** Start of Input **
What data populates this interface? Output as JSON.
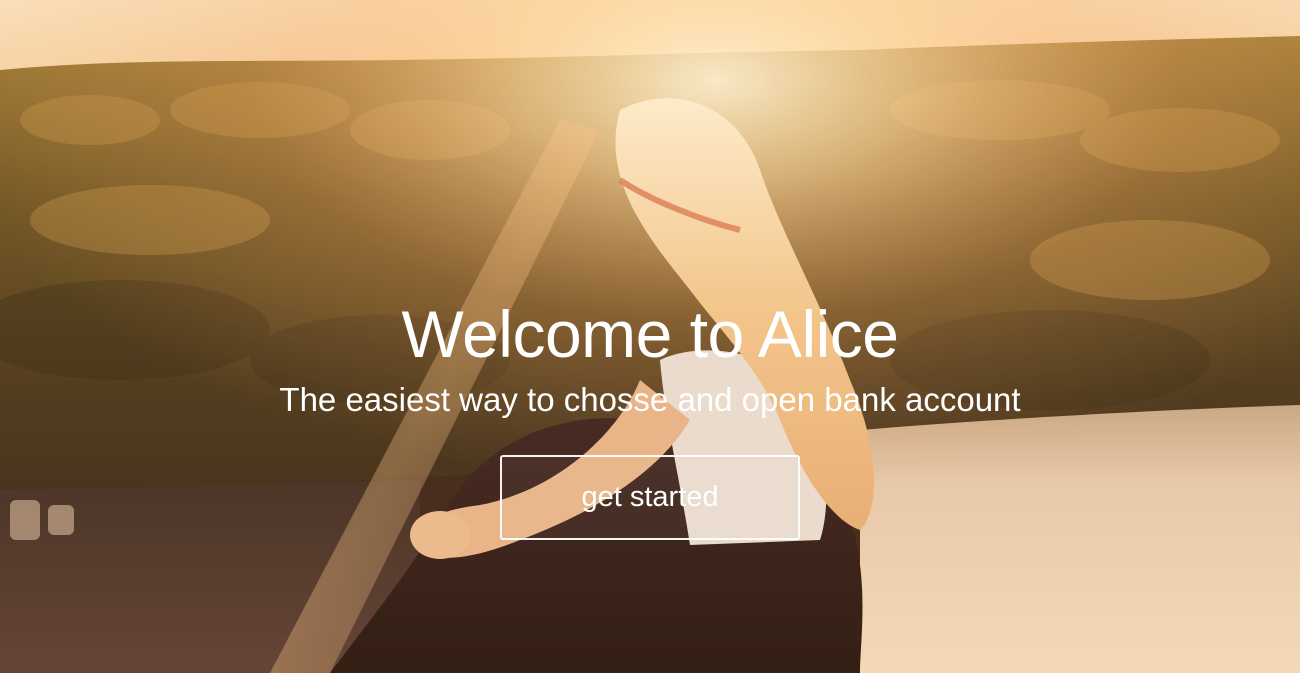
{
  "hero": {
    "title": "Welcome to Alice",
    "subtitle": "The easiest way to chosse and open bank account",
    "cta_label": "get started"
  },
  "colors": {
    "text": "#ffffff",
    "sky_glow": "#fbe3bf",
    "forest": "#4a3a16",
    "lake_light": "#f4d9b8"
  }
}
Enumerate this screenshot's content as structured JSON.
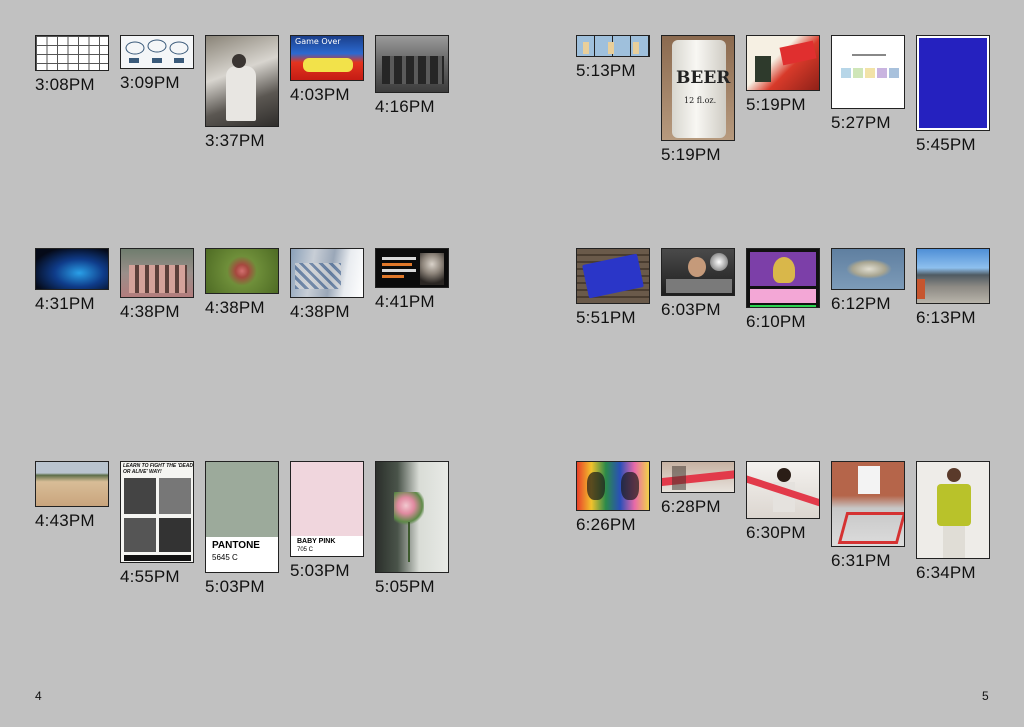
{
  "page_left": "4",
  "page_right": "5",
  "items": [
    {
      "time": "3:08PM",
      "desc": "grid-thumbnail"
    },
    {
      "time": "3:09PM",
      "desc": "cloud-diagram-thumbnail"
    },
    {
      "time": "3:37PM",
      "desc": "person-cooking-thumbnail"
    },
    {
      "time": "4:03PM",
      "desc": "game-over-car-thumbnail",
      "caption": "Game Over"
    },
    {
      "time": "4:16PM",
      "desc": "group-photo-thumbnail"
    },
    {
      "time": "4:31PM",
      "desc": "blue-light-stadium-thumbnail"
    },
    {
      "time": "4:38PM",
      "desc": "group-standing-thumbnail"
    },
    {
      "time": "4:38PM",
      "desc": "flower-bud-thumbnail"
    },
    {
      "time": "4:38PM",
      "desc": "graffiti-wall-thumbnail"
    },
    {
      "time": "4:41PM",
      "desc": "quote-portrait-thumbnail"
    },
    {
      "time": "4:43PM",
      "desc": "sand-dunes-thumbnail"
    },
    {
      "time": "4:55PM",
      "desc": "dead-or-alive-poster-thumbnail",
      "caption": "LEARN TO FIGHT THE 'DEAD OR ALIVE' WAY!"
    },
    {
      "time": "5:03PM",
      "desc": "pantone-green-swatch",
      "swatch_name": "PANTONE",
      "swatch_code": "5645 C"
    },
    {
      "time": "5:03PM",
      "desc": "baby-pink-swatch",
      "swatch_name": "BABY PINK",
      "swatch_code": "705 C"
    },
    {
      "time": "5:05PM",
      "desc": "flower-bouquet-thumbnail"
    },
    {
      "time": "5:13PM",
      "desc": "comic-strip-thumbnail"
    },
    {
      "time": "5:19PM",
      "desc": "beer-can-thumbnail",
      "caption": "BEER",
      "caption2": "12 fl.oz."
    },
    {
      "time": "5:19PM",
      "desc": "comic-art-thumbnail"
    },
    {
      "time": "5:27PM",
      "desc": "color-palette-thumbnail"
    },
    {
      "time": "5:45PM",
      "desc": "blue-square-thumbnail"
    },
    {
      "time": "5:51PM",
      "desc": "blue-cassette-thumbnail"
    },
    {
      "time": "6:03PM",
      "desc": "dj-turntable-thumbnail"
    },
    {
      "time": "6:10PM",
      "desc": "cartoon-screen-thumbnail"
    },
    {
      "time": "6:12PM",
      "desc": "floating-islands-thumbnail"
    },
    {
      "time": "6:13PM",
      "desc": "mountain-road-thumbnail"
    },
    {
      "time": "6:26PM",
      "desc": "colorful-faces-art-thumbnail"
    },
    {
      "time": "6:28PM",
      "desc": "tape-collage-thumbnail"
    },
    {
      "time": "6:30PM",
      "desc": "woman-tape-thumbnail"
    },
    {
      "time": "6:31PM",
      "desc": "red-sculpture-thumbnail"
    },
    {
      "time": "6:34PM",
      "desc": "yellow-vest-person-thumbnail"
    }
  ],
  "colors": {
    "background": "#c1c1c1",
    "text": "#111111",
    "border": "#222222"
  }
}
** End of Input **
- **Brief**: Copy everything in the records above except the pictures, exactly as written.

- **Result of the exercise**:
What data populates this interface? Output as JSON.
{
  "hero": {
    "title": "Welcome to Alice",
    "subtitle": "The easiest way to chosse and open bank account",
    "cta_label": "get started"
  },
  "colors": {
    "text": "#ffffff",
    "sky_glow": "#fbe3bf",
    "forest": "#4a3a16",
    "lake_light": "#f4d9b8"
  }
}
Enumerate this screenshot's content as structured JSON.
{
  "page_left": "4",
  "page_right": "5",
  "items": [
    {
      "time": "3:08PM",
      "desc": "grid-thumbnail"
    },
    {
      "time": "3:09PM",
      "desc": "cloud-diagram-thumbnail"
    },
    {
      "time": "3:37PM",
      "desc": "person-cooking-thumbnail"
    },
    {
      "time": "4:03PM",
      "desc": "game-over-car-thumbnail",
      "caption": "Game Over"
    },
    {
      "time": "4:16PM",
      "desc": "group-photo-thumbnail"
    },
    {
      "time": "4:31PM",
      "desc": "blue-light-stadium-thumbnail"
    },
    {
      "time": "4:38PM",
      "desc": "group-standing-thumbnail"
    },
    {
      "time": "4:38PM",
      "desc": "flower-bud-thumbnail"
    },
    {
      "time": "4:38PM",
      "desc": "graffiti-wall-thumbnail"
    },
    {
      "time": "4:41PM",
      "desc": "quote-portrait-thumbnail"
    },
    {
      "time": "4:43PM",
      "desc": "sand-dunes-thumbnail"
    },
    {
      "time": "4:55PM",
      "desc": "dead-or-alive-poster-thumbnail",
      "caption": "LEARN TO FIGHT THE 'DEAD OR ALIVE' WAY!"
    },
    {
      "time": "5:03PM",
      "desc": "pantone-green-swatch",
      "swatch_name": "PANTONE",
      "swatch_code": "5645 C"
    },
    {
      "time": "5:03PM",
      "desc": "baby-pink-swatch",
      "swatch_name": "BABY PINK",
      "swatch_code": "705 C"
    },
    {
      "time": "5:05PM",
      "desc": "flower-bouquet-thumbnail"
    },
    {
      "time": "5:13PM",
      "desc": "comic-strip-thumbnail"
    },
    {
      "time": "5:19PM",
      "desc": "beer-can-thumbnail",
      "caption": "BEER",
      "caption2": "12 fl.oz."
    },
    {
      "time": "5:19PM",
      "desc": "comic-art-thumbnail"
    },
    {
      "time": "5:27PM",
      "desc": "color-palette-thumbnail"
    },
    {
      "time": "5:45PM",
      "desc": "blue-square-thumbnail"
    },
    {
      "time": "5:51PM",
      "desc": "blue-cassette-thumbnail"
    },
    {
      "time": "6:03PM",
      "desc": "dj-turntable-thumbnail"
    },
    {
      "time": "6:10PM",
      "desc": "cartoon-screen-thumbnail"
    },
    {
      "time": "6:12PM",
      "desc": "floating-islands-thumbnail"
    },
    {
      "time": "6:13PM",
      "desc": "mountain-road-thumbnail"
    },
    {
      "time": "6:26PM",
      "desc": "colorful-faces-art-thumbnail"
    },
    {
      "time": "6:28PM",
      "desc": "tape-collage-thumbnail"
    },
    {
      "time": "6:30PM",
      "desc": "woman-tape-thumbnail"
    },
    {
      "time": "6:31PM",
      "desc": "red-sculpture-thumbnail"
    },
    {
      "time": "6:34PM",
      "desc": "yellow-vest-person-thumbnail"
    }
  ],
  "colors": {
    "background": "#c1c1c1",
    "text": "#111111",
    "border": "#222222"
  }
}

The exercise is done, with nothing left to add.